WORK INSTRUCTIONS —
Transcribe the records below exactly, leaving out any pictures.

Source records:
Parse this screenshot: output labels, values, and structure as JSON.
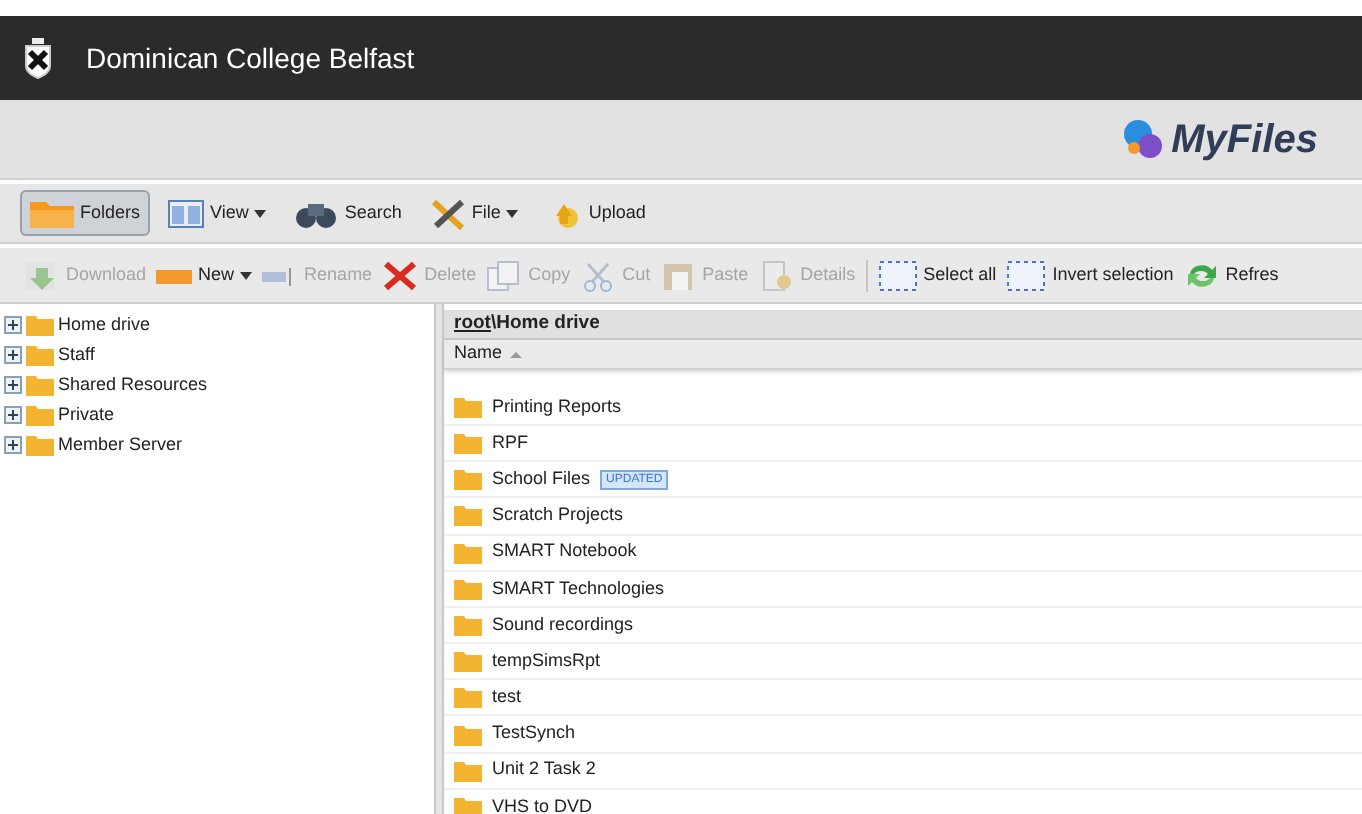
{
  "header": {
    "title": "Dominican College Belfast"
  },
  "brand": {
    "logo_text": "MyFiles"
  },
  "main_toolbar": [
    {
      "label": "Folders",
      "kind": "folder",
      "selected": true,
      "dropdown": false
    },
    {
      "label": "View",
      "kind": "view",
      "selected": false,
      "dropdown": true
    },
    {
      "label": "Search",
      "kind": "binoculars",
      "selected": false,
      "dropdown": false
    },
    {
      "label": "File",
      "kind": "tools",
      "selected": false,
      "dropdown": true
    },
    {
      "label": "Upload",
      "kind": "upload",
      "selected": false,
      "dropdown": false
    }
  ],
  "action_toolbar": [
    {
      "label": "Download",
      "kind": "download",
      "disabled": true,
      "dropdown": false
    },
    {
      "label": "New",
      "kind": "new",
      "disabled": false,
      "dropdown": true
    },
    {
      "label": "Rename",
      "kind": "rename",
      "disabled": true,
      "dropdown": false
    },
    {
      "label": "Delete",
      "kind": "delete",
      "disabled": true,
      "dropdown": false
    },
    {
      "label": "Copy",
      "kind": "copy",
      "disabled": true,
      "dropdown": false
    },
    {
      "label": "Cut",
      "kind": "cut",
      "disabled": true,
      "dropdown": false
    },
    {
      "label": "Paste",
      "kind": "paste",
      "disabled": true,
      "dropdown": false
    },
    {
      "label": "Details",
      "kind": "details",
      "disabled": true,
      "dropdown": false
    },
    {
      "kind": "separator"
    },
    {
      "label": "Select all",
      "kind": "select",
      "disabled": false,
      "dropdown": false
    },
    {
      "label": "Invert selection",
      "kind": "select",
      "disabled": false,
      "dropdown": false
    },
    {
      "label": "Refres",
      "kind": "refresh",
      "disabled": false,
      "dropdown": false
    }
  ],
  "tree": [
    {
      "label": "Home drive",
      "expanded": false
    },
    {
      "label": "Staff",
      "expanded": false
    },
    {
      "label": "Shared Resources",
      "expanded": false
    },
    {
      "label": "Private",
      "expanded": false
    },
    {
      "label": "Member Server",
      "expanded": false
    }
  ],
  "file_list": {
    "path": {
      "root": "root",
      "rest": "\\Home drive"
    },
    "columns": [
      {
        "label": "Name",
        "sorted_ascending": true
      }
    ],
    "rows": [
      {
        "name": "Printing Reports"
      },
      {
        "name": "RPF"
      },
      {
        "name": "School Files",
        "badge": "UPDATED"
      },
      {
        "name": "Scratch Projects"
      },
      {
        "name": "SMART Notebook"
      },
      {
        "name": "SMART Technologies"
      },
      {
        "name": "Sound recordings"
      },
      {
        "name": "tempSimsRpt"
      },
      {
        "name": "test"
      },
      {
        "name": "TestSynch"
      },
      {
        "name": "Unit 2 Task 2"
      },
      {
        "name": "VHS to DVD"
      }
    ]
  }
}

TASK RESPONSE —
Parse this screenshot: output labels, values, and structure as JSON.
{
  "header": {
    "title": "Dominican College Belfast"
  },
  "brand": {
    "logo_text": "MyFiles"
  },
  "main_toolbar": [
    {
      "label": "Folders",
      "kind": "folder",
      "selected": true,
      "dropdown": false
    },
    {
      "label": "View",
      "kind": "view",
      "selected": false,
      "dropdown": true
    },
    {
      "label": "Search",
      "kind": "binoculars",
      "selected": false,
      "dropdown": false
    },
    {
      "label": "File",
      "kind": "tools",
      "selected": false,
      "dropdown": true
    },
    {
      "label": "Upload",
      "kind": "upload",
      "selected": false,
      "dropdown": false
    }
  ],
  "action_toolbar": [
    {
      "label": "Download",
      "kind": "download",
      "disabled": true,
      "dropdown": false
    },
    {
      "label": "New",
      "kind": "new",
      "disabled": false,
      "dropdown": true
    },
    {
      "label": "Rename",
      "kind": "rename",
      "disabled": true,
      "dropdown": false
    },
    {
      "label": "Delete",
      "kind": "delete",
      "disabled": true,
      "dropdown": false
    },
    {
      "label": "Copy",
      "kind": "copy",
      "disabled": true,
      "dropdown": false
    },
    {
      "label": "Cut",
      "kind": "cut",
      "disabled": true,
      "dropdown": false
    },
    {
      "label": "Paste",
      "kind": "paste",
      "disabled": true,
      "dropdown": false
    },
    {
      "label": "Details",
      "kind": "details",
      "disabled": true,
      "dropdown": false
    },
    {
      "kind": "separator"
    },
    {
      "label": "Select all",
      "kind": "select",
      "disabled": false,
      "dropdown": false
    },
    {
      "label": "Invert selection",
      "kind": "select",
      "disabled": false,
      "dropdown": false
    },
    {
      "label": "Refres",
      "kind": "refresh",
      "disabled": false,
      "dropdown": false
    }
  ],
  "tree": [
    {
      "label": "Home drive",
      "expanded": false
    },
    {
      "label": "Staff",
      "expanded": false
    },
    {
      "label": "Shared Resources",
      "expanded": false
    },
    {
      "label": "Private",
      "expanded": false
    },
    {
      "label": "Member Server",
      "expanded": false
    }
  ],
  "file_list": {
    "path": {
      "root": "root",
      "rest": "\\Home drive"
    },
    "columns": [
      {
        "label": "Name",
        "sorted_ascending": true
      }
    ],
    "rows": [
      {
        "name": "Printing Reports"
      },
      {
        "name": "RPF"
      },
      {
        "name": "School Files",
        "badge": "UPDATED"
      },
      {
        "name": "Scratch Projects"
      },
      {
        "name": "SMART Notebook"
      },
      {
        "name": "SMART Technologies"
      },
      {
        "name": "Sound recordings"
      },
      {
        "name": "tempSimsRpt"
      },
      {
        "name": "test"
      },
      {
        "name": "TestSynch"
      },
      {
        "name": "Unit 2 Task 2"
      },
      {
        "name": "VHS to DVD"
      }
    ]
  }
}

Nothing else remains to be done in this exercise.